(EXERCISE REQUIREMENTS):
From the listing below, return each line that includes "false".

(Collected data)

----

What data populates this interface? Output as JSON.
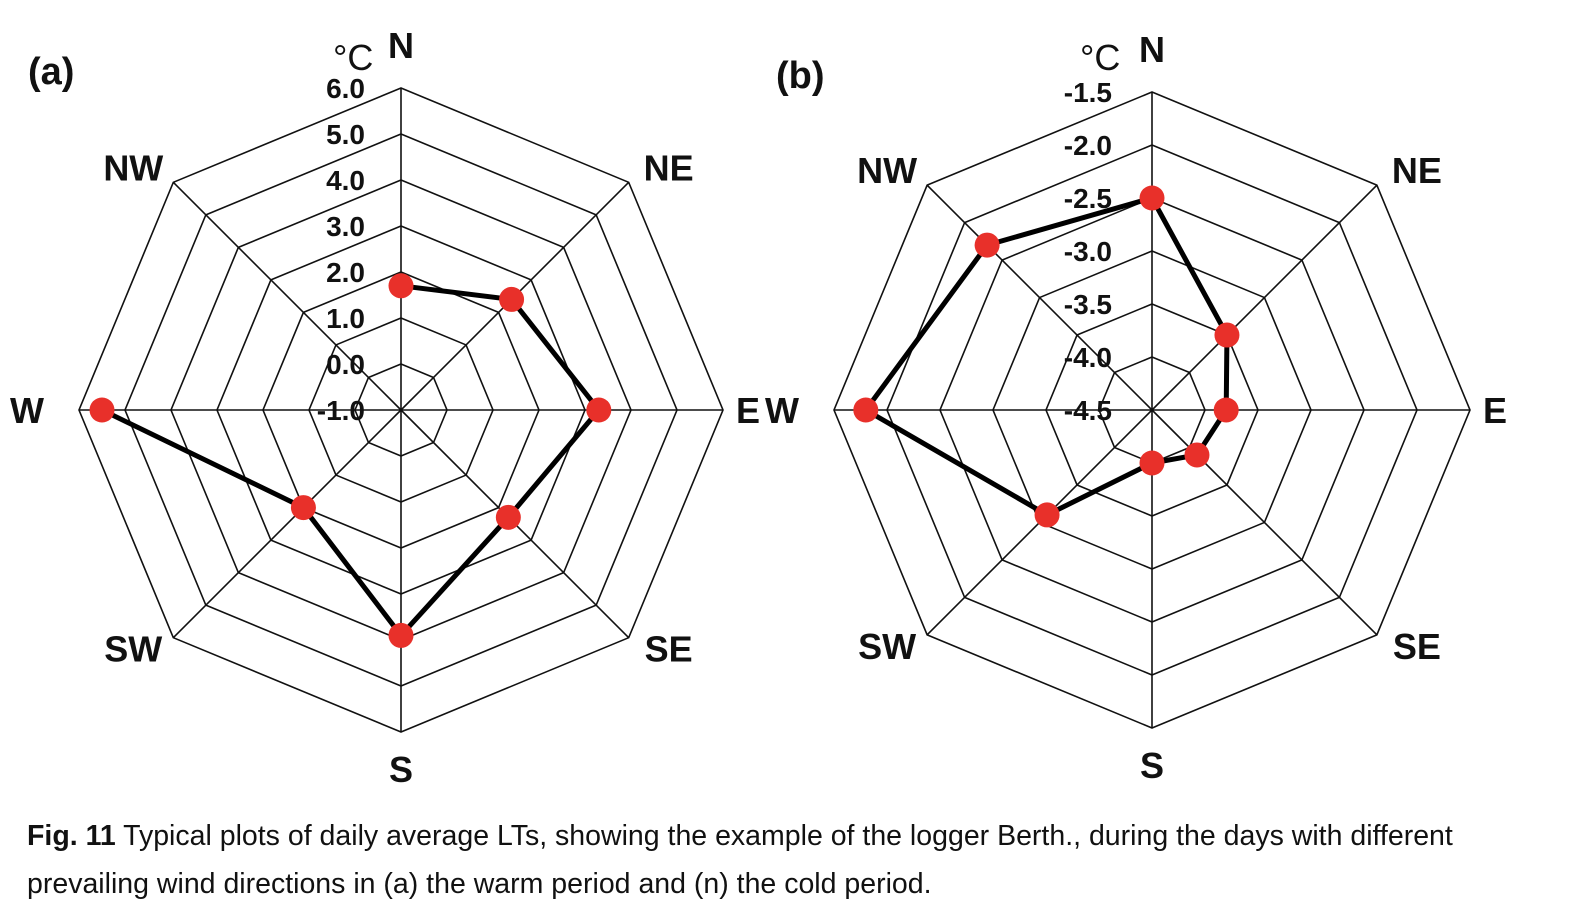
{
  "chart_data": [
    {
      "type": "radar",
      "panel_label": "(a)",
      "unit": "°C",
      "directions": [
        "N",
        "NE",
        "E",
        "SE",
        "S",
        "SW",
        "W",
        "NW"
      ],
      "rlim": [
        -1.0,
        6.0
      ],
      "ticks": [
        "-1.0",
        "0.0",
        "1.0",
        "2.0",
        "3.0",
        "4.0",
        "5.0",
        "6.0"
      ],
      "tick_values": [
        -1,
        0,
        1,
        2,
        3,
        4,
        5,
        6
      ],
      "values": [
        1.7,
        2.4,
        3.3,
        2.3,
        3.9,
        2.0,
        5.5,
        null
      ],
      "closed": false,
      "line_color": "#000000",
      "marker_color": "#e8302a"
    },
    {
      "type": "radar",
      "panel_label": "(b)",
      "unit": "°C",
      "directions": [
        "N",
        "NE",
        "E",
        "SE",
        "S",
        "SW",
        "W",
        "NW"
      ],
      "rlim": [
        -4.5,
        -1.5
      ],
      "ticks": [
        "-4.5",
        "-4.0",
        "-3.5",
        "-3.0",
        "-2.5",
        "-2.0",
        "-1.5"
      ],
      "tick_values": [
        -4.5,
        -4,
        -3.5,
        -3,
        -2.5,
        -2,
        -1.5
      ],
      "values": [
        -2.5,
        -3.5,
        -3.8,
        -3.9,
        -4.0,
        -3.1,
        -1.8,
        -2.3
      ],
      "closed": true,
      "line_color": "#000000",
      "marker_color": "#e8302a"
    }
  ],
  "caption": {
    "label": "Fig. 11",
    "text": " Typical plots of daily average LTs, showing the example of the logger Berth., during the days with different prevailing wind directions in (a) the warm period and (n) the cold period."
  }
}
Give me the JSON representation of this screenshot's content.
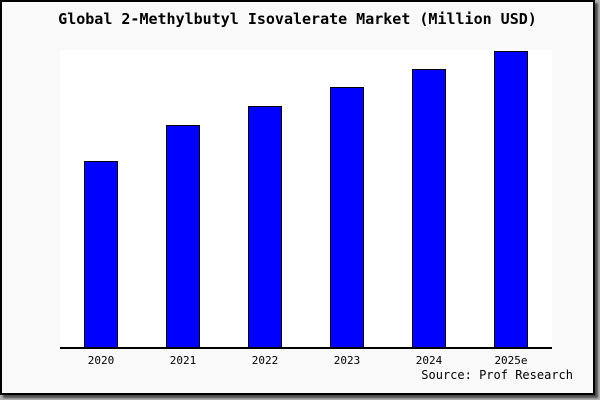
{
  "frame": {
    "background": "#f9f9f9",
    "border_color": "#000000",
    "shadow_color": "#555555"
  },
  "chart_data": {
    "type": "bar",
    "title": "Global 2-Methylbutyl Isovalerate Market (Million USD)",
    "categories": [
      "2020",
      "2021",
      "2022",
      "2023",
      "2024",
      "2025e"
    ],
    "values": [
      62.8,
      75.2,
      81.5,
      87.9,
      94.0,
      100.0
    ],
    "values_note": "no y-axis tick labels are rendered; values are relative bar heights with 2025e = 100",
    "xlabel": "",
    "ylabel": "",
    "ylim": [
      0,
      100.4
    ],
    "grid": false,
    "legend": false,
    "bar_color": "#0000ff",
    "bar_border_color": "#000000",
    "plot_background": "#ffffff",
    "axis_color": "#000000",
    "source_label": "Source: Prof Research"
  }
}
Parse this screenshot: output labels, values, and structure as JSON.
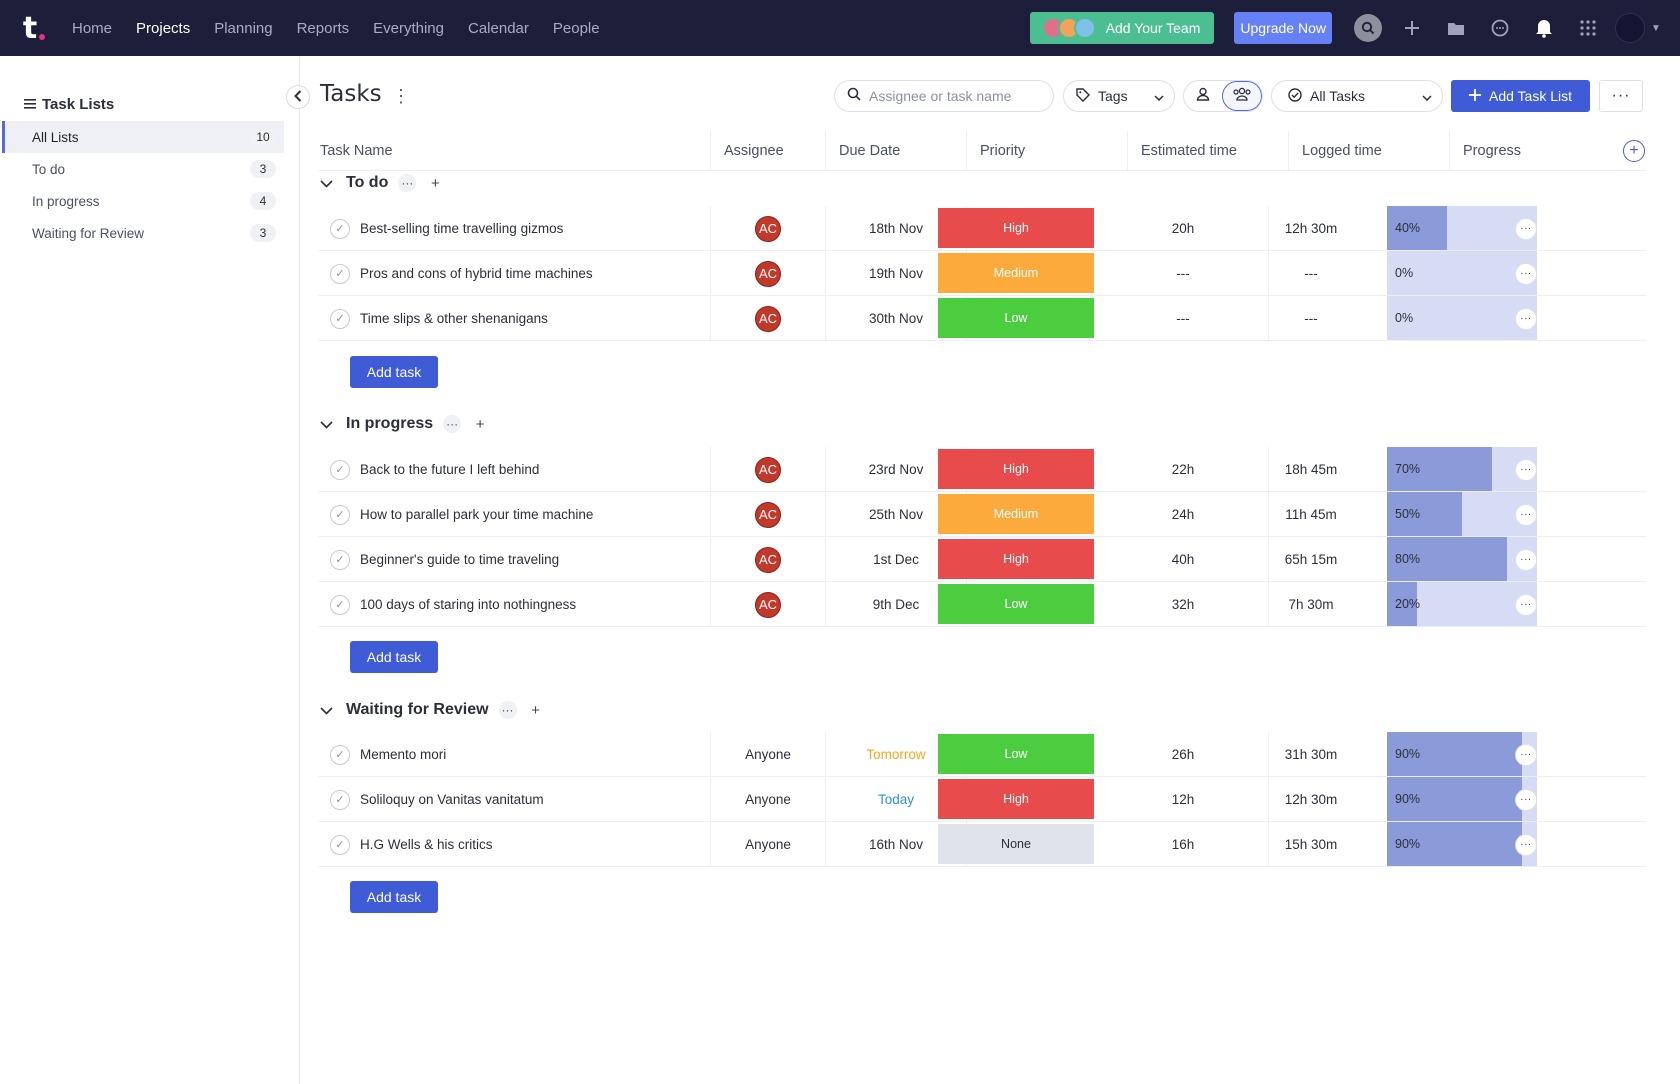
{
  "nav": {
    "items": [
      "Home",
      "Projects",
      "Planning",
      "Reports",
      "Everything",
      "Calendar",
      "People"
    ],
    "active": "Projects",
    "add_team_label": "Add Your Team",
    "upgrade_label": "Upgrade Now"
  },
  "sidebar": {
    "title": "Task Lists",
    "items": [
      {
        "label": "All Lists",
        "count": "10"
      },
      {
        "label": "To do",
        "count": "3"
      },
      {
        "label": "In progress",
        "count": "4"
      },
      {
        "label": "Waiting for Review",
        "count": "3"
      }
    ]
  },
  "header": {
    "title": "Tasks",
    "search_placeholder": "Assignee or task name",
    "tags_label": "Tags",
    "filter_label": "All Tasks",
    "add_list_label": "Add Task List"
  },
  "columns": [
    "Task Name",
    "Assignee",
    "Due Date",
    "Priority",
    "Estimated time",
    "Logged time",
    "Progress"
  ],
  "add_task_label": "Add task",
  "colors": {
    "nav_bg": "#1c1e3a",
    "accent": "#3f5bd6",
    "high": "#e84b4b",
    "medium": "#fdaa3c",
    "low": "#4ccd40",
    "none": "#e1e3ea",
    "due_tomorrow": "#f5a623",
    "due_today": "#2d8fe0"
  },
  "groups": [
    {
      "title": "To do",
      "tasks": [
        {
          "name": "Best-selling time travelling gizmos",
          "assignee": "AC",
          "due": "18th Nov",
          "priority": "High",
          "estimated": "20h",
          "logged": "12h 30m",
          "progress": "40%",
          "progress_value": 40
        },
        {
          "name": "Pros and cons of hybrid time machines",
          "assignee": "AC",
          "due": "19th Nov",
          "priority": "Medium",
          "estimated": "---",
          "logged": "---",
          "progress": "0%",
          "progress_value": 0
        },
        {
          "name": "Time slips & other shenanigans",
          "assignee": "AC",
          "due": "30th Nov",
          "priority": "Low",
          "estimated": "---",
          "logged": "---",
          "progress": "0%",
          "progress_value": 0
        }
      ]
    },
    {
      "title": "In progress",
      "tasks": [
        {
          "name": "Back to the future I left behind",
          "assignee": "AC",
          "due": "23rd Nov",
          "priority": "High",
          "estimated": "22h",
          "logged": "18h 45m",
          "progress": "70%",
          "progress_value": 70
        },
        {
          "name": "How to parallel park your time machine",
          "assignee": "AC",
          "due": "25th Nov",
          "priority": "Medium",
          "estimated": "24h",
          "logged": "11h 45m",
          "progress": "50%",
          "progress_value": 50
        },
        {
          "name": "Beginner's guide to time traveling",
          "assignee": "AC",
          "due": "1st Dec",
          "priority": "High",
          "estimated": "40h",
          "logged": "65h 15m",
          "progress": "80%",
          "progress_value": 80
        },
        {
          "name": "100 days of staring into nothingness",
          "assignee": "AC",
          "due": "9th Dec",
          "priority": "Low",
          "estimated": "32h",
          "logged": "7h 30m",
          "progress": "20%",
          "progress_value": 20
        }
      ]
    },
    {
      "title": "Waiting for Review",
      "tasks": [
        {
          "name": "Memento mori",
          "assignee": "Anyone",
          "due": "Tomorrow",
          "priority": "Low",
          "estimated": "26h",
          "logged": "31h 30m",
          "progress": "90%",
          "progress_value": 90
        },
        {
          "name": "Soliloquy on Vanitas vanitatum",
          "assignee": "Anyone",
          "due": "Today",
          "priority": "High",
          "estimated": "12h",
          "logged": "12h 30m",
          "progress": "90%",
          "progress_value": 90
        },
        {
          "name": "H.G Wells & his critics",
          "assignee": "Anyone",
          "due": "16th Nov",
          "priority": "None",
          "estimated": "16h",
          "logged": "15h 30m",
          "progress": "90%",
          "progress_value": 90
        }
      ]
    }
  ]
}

----

(FINISHED EXERCISE):
      "closed": false,
    "grid": false,
    "legend": false,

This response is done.